↓↓↓
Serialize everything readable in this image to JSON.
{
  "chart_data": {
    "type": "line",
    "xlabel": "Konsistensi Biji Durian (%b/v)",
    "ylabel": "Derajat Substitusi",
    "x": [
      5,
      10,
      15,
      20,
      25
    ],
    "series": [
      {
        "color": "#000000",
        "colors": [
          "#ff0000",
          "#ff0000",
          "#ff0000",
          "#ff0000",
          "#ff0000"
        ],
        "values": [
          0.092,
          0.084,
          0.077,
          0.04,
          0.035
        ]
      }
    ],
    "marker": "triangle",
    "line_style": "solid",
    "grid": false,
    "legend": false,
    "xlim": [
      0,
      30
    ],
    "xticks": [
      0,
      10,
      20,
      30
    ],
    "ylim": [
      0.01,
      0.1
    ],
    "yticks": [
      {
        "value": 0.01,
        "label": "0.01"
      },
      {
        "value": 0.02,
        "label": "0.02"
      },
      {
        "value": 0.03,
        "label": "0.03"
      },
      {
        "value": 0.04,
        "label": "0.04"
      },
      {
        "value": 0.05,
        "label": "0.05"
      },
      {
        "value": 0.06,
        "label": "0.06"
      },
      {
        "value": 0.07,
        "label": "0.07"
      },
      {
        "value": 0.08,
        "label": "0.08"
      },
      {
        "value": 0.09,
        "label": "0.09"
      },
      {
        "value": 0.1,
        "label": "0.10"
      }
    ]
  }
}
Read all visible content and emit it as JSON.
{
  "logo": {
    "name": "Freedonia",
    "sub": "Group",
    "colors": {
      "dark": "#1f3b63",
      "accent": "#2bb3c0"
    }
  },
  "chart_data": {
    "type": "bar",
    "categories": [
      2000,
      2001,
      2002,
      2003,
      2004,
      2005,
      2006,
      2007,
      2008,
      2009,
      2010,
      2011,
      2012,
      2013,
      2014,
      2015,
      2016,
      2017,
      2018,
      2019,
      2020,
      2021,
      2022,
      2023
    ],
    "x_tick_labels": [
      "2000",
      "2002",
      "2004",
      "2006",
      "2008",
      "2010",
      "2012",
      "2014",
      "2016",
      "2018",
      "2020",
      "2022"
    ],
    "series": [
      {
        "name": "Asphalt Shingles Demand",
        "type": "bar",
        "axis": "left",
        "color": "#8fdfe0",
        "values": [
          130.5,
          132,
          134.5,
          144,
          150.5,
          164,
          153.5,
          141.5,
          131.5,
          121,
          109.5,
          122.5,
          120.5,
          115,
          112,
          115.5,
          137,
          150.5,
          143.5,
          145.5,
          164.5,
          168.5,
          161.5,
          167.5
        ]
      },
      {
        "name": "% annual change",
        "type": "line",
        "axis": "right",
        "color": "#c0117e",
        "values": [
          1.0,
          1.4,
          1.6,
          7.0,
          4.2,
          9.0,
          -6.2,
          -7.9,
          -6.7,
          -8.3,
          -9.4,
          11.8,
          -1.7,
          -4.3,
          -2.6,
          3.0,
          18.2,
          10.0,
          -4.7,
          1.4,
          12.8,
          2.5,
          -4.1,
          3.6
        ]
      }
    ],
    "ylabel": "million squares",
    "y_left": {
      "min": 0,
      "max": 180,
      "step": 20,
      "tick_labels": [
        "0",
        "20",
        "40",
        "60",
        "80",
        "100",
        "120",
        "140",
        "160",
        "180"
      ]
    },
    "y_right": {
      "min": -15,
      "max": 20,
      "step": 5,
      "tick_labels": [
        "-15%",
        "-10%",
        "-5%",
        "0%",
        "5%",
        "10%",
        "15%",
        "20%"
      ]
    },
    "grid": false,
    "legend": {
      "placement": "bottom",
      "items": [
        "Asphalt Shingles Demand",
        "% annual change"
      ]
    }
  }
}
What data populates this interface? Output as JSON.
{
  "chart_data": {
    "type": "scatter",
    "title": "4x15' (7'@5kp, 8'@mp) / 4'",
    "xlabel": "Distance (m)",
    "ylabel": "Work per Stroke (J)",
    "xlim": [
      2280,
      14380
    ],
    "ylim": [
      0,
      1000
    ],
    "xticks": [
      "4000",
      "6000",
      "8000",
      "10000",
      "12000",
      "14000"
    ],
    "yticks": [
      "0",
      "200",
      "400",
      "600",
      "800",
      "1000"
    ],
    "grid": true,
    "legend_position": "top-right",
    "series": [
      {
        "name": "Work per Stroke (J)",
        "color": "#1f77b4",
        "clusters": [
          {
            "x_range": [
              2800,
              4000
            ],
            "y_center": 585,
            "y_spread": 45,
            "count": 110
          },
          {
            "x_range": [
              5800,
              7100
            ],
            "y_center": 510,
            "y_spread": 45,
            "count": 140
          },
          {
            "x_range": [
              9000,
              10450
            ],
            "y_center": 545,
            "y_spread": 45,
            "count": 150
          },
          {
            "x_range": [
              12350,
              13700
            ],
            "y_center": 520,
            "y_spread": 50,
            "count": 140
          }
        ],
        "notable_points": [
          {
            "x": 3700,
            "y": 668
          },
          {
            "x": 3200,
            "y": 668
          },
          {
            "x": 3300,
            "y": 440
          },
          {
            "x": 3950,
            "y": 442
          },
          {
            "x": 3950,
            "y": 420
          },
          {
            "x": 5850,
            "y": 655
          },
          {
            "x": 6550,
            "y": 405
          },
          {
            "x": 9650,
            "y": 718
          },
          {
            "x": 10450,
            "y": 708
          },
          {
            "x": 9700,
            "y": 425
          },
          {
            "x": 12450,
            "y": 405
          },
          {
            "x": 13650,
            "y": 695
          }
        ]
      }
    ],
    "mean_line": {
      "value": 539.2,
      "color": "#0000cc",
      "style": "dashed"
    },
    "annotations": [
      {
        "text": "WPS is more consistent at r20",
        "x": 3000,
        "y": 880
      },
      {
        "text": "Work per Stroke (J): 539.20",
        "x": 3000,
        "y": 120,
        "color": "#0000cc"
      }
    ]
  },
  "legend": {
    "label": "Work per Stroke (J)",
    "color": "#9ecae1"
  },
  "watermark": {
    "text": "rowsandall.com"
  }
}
↑↑↑
§ **Stated goal**
All of the lines above need to be given again exactly.

§ **The reply**
Serialize everything readable in this image to JSON.
{
  "chart_data": {
    "type": "line",
    "xlabel": "Konsistensi Biji Durian (%b/v)",
    "ylabel": "Derajat Substitusi",
    "x": [
      5,
      10,
      15,
      20,
      25
    ],
    "series": [
      {
        "color": "#000000",
        "colors": [
          "#ff0000",
          "#ff0000",
          "#ff0000",
          "#ff0000",
          "#ff0000"
        ],
        "values": [
          0.092,
          0.084,
          0.077,
          0.04,
          0.035
        ]
      }
    ],
    "marker": "triangle",
    "line_style": "solid",
    "grid": false,
    "legend": false,
    "xlim": [
      0,
      30
    ],
    "xticks": [
      0,
      10,
      20,
      30
    ],
    "ylim": [
      0.01,
      0.1
    ],
    "yticks": [
      {
        "value": 0.01,
        "label": "0.01"
      },
      {
        "value": 0.02,
        "label": "0.02"
      },
      {
        "value": 0.03,
        "label": "0.03"
      },
      {
        "value": 0.04,
        "label": "0.04"
      },
      {
        "value": 0.05,
        "label": "0.05"
      },
      {
        "value": 0.06,
        "label": "0.06"
      },
      {
        "value": 0.07,
        "label": "0.07"
      },
      {
        "value": 0.08,
        "label": "0.08"
      },
      {
        "value": 0.09,
        "label": "0.09"
      },
      {
        "value": 0.1,
        "label": "0.10"
      }
    ]
  }
}
Read all visible content and emit it as JSON.
{
  "logo": {
    "name": "Freedonia",
    "sub": "Group",
    "colors": {
      "dark": "#1f3b63",
      "accent": "#2bb3c0"
    }
  },
  "chart_data": {
    "type": "bar",
    "categories": [
      2000,
      2001,
      2002,
      2003,
      2004,
      2005,
      2006,
      2007,
      2008,
      2009,
      2010,
      2011,
      2012,
      2013,
      2014,
      2015,
      2016,
      2017,
      2018,
      2019,
      2020,
      2021,
      2022,
      2023
    ],
    "x_tick_labels": [
      "2000",
      "2002",
      "2004",
      "2006",
      "2008",
      "2010",
      "2012",
      "2014",
      "2016",
      "2018",
      "2020",
      "2022"
    ],
    "series": [
      {
        "name": "Asphalt Shingles Demand",
        "type": "bar",
        "axis": "left",
        "color": "#8fdfe0",
        "values": [
          130.5,
          132,
          134.5,
          144,
          150.5,
          164,
          153.5,
          141.5,
          131.5,
          121,
          109.5,
          122.5,
          120.5,
          115,
          112,
          115.5,
          137,
          150.5,
          143.5,
          145.5,
          164.5,
          168.5,
          161.5,
          167.5
        ]
      },
      {
        "name": "% annual change",
        "type": "line",
        "axis": "right",
        "color": "#c0117e",
        "values": [
          1.0,
          1.4,
          1.6,
          7.0,
          4.2,
          9.0,
          -6.2,
          -7.9,
          -6.7,
          -8.3,
          -9.4,
          11.8,
          -1.7,
          -4.3,
          -2.6,
          3.0,
          18.2,
          10.0,
          -4.7,
          1.4,
          12.8,
          2.5,
          -4.1,
          3.6
        ]
      }
    ],
    "ylabel": "million squares",
    "y_left": {
      "min": 0,
      "max": 180,
      "step": 20,
      "tick_labels": [
        "0",
        "20",
        "40",
        "60",
        "80",
        "100",
        "120",
        "140",
        "160",
        "180"
      ]
    },
    "y_right": {
      "min": -15,
      "max": 20,
      "step": 5,
      "tick_labels": [
        "-15%",
        "-10%",
        "-5%",
        "0%",
        "5%",
        "10%",
        "15%",
        "20%"
      ]
    },
    "grid": false,
    "legend": {
      "placement": "bottom",
      "items": [
        "Asphalt Shingles Demand",
        "% annual change"
      ]
    }
  }
}
What data populates this interface? Output as JSON.
{
  "chart_data": {
    "type": "scatter",
    "title": "4x15' (7'@5kp, 8'@mp) / 4'",
    "xlabel": "Distance (m)",
    "ylabel": "Work per Stroke (J)",
    "xlim": [
      2280,
      14380
    ],
    "ylim": [
      0,
      1000
    ],
    "xticks": [
      "4000",
      "6000",
      "8000",
      "10000",
      "12000",
      "14000"
    ],
    "yticks": [
      "0",
      "200",
      "400",
      "600",
      "800",
      "1000"
    ],
    "grid": true,
    "legend_position": "top-right",
    "series": [
      {
        "name": "Work per Stroke (J)",
        "color": "#1f77b4",
        "clusters": [
          {
            "x_range": [
              2800,
              4000
            ],
            "y_center": 585,
            "y_spread": 45,
            "count": 110
          },
          {
            "x_range": [
              5800,
              7100
            ],
            "y_center": 510,
            "y_spread": 45,
            "count": 140
          },
          {
            "x_range": [
              9000,
              10450
            ],
            "y_center": 545,
            "y_spread": 45,
            "count": 150
          },
          {
            "x_range": [
              12350,
              13700
            ],
            "y_center": 520,
            "y_spread": 50,
            "count": 140
          }
        ],
        "notable_points": [
          {
            "x": 3700,
            "y": 668
          },
          {
            "x": 3200,
            "y": 668
          },
          {
            "x": 3300,
            "y": 440
          },
          {
            "x": 3950,
            "y": 442
          },
          {
            "x": 3950,
            "y": 420
          },
          {
            "x": 5850,
            "y": 655
          },
          {
            "x": 6550,
            "y": 405
          },
          {
            "x": 9650,
            "y": 718
          },
          {
            "x": 10450,
            "y": 708
          },
          {
            "x": 9700,
            "y": 425
          },
          {
            "x": 12450,
            "y": 405
          },
          {
            "x": 13650,
            "y": 695
          }
        ]
      }
    ],
    "mean_line": {
      "value": 539.2,
      "color": "#0000cc",
      "style": "dashed"
    },
    "annotations": [
      {
        "text": "WPS is more consistent at r20",
        "x": 3000,
        "y": 880
      },
      {
        "text": "Work per Stroke (J): 539.20",
        "x": 3000,
        "y": 120,
        "color": "#0000cc"
      }
    ]
  },
  "legend": {
    "label": "Work per Stroke (J)",
    "color": "#9ecae1"
  },
  "watermark": {
    "text": "rowsandall.com"
  }
}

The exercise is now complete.